Exercise material:

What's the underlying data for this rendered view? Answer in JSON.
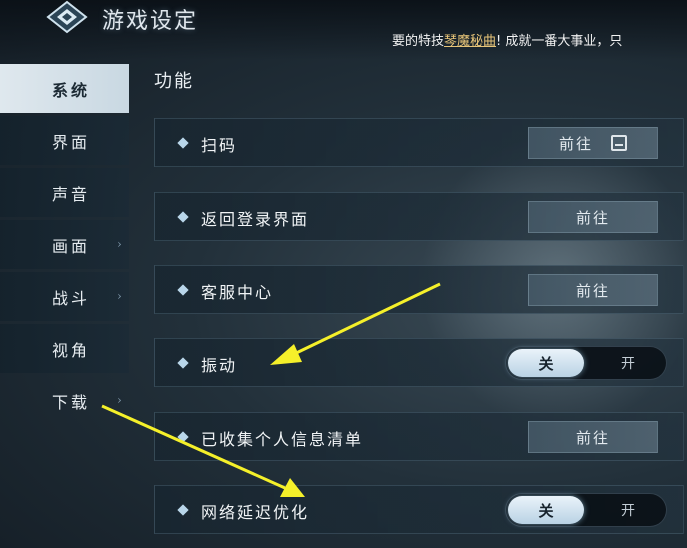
{
  "header": {
    "title": "游戏设定",
    "ticker_before": "要的特技",
    "ticker_highlight": "琴魔秘曲",
    "ticker_after": "! 成就一番大事业，只",
    "logo_icon": "diamond-emblem-icon"
  },
  "sidebar": {
    "items": [
      {
        "label": "系统",
        "active": true,
        "has_arrow": false
      },
      {
        "label": "界面",
        "active": false,
        "has_arrow": false
      },
      {
        "label": "声音",
        "active": false,
        "has_arrow": false
      },
      {
        "label": "画面",
        "active": false,
        "has_arrow": true
      },
      {
        "label": "战斗",
        "active": false,
        "has_arrow": true
      },
      {
        "label": "视角",
        "active": false,
        "has_arrow": false
      },
      {
        "label": "下载",
        "active": false,
        "has_arrow": true
      }
    ],
    "arrow_glyph": "›"
  },
  "section": {
    "title": "功能"
  },
  "rows": [
    {
      "label": "扫码",
      "control": "button",
      "button_label": "前往",
      "icon": "qr-scan-icon"
    },
    {
      "label": "返回登录界面",
      "control": "button",
      "button_label": "前往"
    },
    {
      "label": "客服中心",
      "control": "button",
      "button_label": "前往"
    },
    {
      "label": "振动",
      "control": "toggle",
      "off_label": "关",
      "on_label": "开",
      "state": "关"
    },
    {
      "label": "已收集个人信息清单",
      "control": "button",
      "button_label": "前往"
    },
    {
      "label": "网络延迟优化",
      "control": "toggle",
      "off_label": "关",
      "on_label": "开",
      "state": "关"
    }
  ],
  "colors": {
    "accent_highlight": "#e8c579",
    "annotation_arrow": "#f5f02a",
    "active_tab_bg": "#dfe8ee"
  }
}
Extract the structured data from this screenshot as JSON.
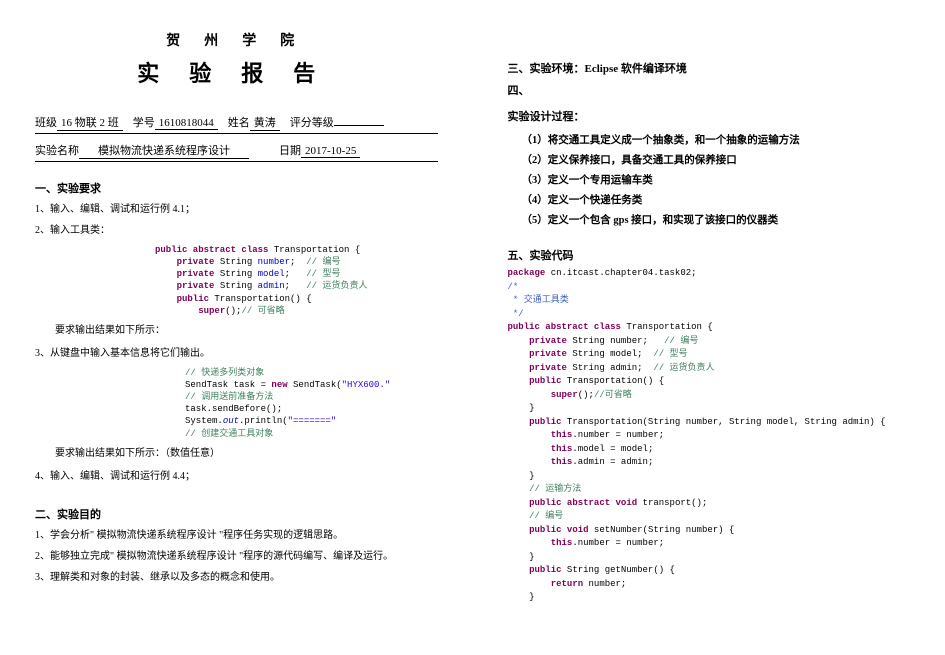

Work to be completed: Using the material above, gather every line that includes "JSON".

Answer to this exercise:
What's the underlying data for this rendered view? Answer in JSON.
Extract the structured data from this screenshot as JSON.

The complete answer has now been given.